Filter the data below for the string "this" and copy each matching line.

TASK DATA

_____

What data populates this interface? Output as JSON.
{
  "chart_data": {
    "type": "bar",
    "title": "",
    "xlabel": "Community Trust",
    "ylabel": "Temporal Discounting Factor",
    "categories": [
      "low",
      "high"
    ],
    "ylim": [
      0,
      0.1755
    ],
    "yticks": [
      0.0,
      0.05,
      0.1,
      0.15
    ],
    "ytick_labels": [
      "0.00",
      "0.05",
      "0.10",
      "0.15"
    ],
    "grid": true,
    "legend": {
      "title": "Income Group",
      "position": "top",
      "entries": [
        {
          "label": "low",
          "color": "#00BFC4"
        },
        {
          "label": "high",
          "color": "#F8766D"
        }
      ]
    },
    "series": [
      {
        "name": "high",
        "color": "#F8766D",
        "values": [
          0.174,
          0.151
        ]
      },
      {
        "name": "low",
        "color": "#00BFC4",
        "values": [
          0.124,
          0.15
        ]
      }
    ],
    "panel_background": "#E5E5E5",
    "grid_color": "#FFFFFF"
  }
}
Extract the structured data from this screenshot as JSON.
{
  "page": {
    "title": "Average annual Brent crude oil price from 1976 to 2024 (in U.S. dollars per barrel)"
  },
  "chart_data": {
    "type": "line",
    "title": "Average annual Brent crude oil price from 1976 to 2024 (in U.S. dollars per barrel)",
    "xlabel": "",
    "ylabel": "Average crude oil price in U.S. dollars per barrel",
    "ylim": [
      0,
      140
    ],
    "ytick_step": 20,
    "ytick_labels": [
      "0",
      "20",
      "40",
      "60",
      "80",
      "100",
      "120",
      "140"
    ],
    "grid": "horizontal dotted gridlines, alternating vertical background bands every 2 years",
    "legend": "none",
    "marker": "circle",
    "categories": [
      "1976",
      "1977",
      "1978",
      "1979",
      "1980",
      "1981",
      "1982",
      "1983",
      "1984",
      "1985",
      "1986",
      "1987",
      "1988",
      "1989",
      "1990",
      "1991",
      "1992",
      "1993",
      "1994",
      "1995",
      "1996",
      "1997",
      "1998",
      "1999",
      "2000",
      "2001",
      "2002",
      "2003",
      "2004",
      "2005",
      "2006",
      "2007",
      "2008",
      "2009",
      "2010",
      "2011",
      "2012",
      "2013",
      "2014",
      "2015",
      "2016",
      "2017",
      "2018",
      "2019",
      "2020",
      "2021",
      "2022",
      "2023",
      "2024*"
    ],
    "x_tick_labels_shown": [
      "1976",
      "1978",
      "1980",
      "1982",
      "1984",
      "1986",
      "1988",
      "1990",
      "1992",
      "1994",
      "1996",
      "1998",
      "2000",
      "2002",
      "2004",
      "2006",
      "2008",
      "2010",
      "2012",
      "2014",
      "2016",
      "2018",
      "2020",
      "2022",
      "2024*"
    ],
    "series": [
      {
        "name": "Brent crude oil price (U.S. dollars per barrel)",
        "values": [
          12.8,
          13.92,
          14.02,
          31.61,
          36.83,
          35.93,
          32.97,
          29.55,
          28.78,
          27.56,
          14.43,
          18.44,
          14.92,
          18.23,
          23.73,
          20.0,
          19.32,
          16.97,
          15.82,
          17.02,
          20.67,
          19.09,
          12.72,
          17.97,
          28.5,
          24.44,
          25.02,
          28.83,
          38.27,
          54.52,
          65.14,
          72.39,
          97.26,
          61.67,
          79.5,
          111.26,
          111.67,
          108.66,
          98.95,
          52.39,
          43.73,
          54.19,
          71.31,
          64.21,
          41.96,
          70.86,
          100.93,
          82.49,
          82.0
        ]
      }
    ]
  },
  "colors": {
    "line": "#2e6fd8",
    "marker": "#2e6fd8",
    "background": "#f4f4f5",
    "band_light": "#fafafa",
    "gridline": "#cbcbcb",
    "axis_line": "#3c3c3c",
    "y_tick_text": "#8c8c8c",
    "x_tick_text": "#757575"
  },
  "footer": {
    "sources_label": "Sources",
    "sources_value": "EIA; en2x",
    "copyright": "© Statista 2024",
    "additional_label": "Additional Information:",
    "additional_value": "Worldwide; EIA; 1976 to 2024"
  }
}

_____

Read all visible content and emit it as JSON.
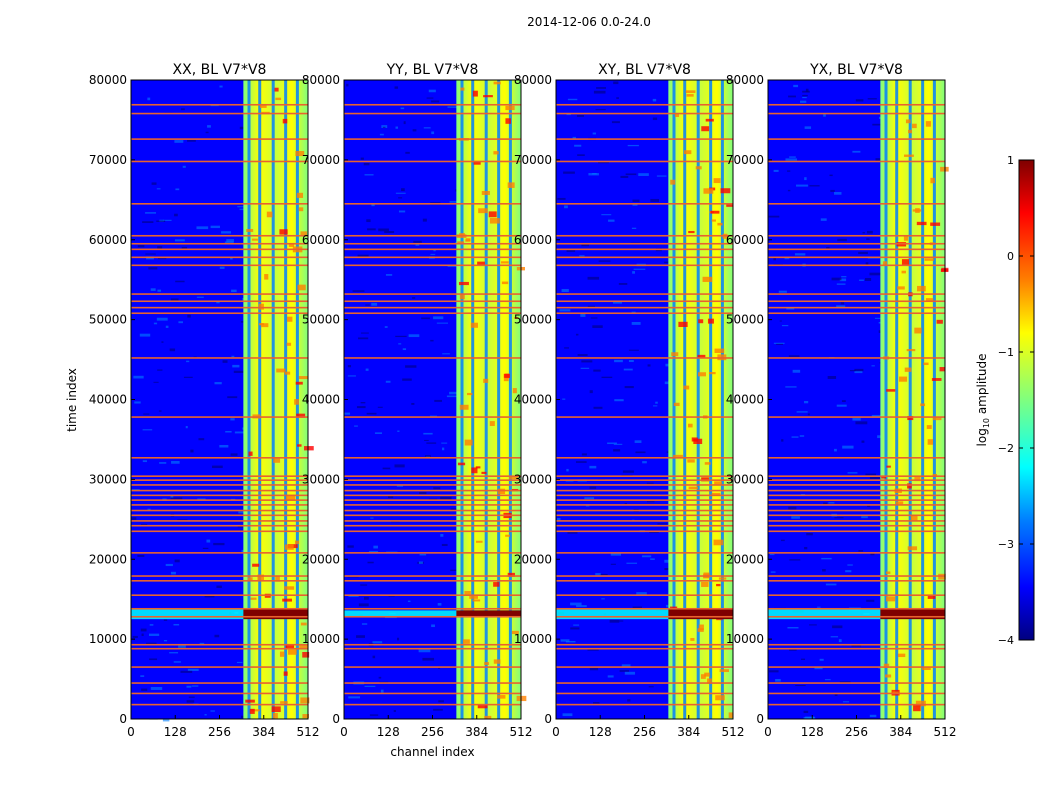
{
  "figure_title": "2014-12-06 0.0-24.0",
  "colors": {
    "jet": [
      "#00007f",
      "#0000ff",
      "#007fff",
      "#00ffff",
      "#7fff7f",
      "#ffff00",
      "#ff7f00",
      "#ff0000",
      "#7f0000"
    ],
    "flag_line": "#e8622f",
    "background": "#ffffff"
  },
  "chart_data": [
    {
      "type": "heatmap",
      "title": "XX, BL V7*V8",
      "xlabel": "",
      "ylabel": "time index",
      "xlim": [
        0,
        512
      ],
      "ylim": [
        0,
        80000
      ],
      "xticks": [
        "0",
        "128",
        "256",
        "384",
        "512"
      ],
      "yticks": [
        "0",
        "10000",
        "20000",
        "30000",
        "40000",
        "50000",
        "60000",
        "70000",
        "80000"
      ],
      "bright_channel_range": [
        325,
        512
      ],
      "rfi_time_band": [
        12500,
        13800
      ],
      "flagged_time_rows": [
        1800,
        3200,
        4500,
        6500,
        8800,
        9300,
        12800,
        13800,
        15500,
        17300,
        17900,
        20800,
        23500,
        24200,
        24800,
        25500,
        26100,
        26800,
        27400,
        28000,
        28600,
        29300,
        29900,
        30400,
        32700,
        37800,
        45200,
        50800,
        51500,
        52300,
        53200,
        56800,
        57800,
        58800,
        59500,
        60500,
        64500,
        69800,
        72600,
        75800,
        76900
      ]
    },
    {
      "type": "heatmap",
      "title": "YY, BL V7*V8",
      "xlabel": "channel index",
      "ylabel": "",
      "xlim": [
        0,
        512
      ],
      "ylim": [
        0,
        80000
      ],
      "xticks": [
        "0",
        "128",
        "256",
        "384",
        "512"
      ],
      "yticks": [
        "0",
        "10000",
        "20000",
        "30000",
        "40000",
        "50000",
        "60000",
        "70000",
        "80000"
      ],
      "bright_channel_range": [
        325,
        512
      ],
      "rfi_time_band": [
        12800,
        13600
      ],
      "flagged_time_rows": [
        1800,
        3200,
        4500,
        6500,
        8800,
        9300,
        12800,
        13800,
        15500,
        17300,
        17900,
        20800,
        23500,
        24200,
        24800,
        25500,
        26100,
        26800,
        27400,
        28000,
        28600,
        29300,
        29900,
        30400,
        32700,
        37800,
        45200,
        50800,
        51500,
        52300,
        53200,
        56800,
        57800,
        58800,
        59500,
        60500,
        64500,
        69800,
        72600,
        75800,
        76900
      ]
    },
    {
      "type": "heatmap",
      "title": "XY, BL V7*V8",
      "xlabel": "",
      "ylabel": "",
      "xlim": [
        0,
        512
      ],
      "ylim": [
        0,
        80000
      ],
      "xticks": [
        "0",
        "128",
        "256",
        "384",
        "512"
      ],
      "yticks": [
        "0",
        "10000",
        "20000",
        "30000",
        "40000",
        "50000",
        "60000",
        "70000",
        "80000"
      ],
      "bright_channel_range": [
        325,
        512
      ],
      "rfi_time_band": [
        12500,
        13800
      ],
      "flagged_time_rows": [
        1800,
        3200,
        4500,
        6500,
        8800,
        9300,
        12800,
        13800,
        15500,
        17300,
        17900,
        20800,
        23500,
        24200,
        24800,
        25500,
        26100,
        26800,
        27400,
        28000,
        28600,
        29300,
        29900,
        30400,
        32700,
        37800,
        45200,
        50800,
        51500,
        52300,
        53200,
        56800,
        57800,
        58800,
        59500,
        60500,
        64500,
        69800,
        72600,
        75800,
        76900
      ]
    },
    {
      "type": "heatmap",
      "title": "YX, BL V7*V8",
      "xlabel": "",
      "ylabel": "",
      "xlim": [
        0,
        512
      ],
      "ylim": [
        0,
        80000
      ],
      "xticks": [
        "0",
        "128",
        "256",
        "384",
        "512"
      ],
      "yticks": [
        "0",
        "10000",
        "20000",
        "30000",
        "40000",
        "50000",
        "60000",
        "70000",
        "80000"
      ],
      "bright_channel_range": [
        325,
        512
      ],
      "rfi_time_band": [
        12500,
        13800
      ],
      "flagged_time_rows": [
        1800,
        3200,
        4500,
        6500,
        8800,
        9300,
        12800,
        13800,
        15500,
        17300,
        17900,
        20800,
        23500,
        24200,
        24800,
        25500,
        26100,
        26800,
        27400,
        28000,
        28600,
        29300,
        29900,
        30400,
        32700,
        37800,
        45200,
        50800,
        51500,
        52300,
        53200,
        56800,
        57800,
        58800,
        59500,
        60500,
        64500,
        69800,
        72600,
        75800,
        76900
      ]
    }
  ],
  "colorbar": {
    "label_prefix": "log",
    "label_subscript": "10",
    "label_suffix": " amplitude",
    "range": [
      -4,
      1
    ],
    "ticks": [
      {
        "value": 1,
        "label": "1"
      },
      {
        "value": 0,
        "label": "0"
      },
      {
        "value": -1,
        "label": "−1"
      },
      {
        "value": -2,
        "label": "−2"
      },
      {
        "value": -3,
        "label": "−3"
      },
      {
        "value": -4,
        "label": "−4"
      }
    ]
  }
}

_____

REPLY TO THE TASK
What data populates this interface? Output as JSON.
Extract the structured data from this screenshot as JSON.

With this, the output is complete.